▶ **THE REQUEST**: Report only the number of lines holding "آمبرا".

= = = = =

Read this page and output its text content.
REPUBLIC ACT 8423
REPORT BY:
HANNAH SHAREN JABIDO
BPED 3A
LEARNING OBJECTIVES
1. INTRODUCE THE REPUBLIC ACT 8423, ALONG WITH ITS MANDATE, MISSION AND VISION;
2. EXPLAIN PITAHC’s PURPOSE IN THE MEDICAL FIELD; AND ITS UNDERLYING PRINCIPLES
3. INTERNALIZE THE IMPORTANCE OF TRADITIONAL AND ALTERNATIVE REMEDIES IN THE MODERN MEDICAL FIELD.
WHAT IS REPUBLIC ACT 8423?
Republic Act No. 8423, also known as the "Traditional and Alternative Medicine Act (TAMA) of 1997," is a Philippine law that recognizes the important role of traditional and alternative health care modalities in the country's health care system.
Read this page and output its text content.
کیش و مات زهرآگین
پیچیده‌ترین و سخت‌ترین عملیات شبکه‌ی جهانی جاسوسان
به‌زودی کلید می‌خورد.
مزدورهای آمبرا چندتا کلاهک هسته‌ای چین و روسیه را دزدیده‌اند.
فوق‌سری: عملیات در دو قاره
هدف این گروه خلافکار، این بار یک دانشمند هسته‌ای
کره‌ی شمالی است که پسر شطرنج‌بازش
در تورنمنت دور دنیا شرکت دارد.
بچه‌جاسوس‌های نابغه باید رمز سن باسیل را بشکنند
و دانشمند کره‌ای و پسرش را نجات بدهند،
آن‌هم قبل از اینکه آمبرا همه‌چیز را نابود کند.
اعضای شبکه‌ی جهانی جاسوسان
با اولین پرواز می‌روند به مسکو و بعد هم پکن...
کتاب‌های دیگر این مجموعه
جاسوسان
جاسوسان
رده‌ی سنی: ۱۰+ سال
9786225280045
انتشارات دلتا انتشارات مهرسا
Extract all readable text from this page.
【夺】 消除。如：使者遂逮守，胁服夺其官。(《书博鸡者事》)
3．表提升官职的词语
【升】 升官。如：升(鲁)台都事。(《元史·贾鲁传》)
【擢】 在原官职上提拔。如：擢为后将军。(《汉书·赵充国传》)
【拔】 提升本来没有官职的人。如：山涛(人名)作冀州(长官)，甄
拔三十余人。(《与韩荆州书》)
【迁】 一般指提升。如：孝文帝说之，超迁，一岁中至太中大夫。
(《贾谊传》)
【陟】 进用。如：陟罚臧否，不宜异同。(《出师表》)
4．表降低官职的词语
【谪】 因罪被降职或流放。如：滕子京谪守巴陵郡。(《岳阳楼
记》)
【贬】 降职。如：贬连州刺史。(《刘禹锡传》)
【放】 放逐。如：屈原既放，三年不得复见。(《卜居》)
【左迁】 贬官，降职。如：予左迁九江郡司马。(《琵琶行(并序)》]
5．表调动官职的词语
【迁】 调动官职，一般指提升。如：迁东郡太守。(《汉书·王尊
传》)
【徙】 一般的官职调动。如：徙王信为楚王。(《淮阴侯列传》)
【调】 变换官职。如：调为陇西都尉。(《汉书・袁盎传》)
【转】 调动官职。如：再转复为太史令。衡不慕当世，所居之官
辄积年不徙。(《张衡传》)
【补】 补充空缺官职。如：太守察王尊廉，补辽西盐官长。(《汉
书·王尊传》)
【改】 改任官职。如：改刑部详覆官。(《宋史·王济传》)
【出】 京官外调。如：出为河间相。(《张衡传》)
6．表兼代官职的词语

= = = = =

▶ **ANSWER TO THIS PROBLEM**: 2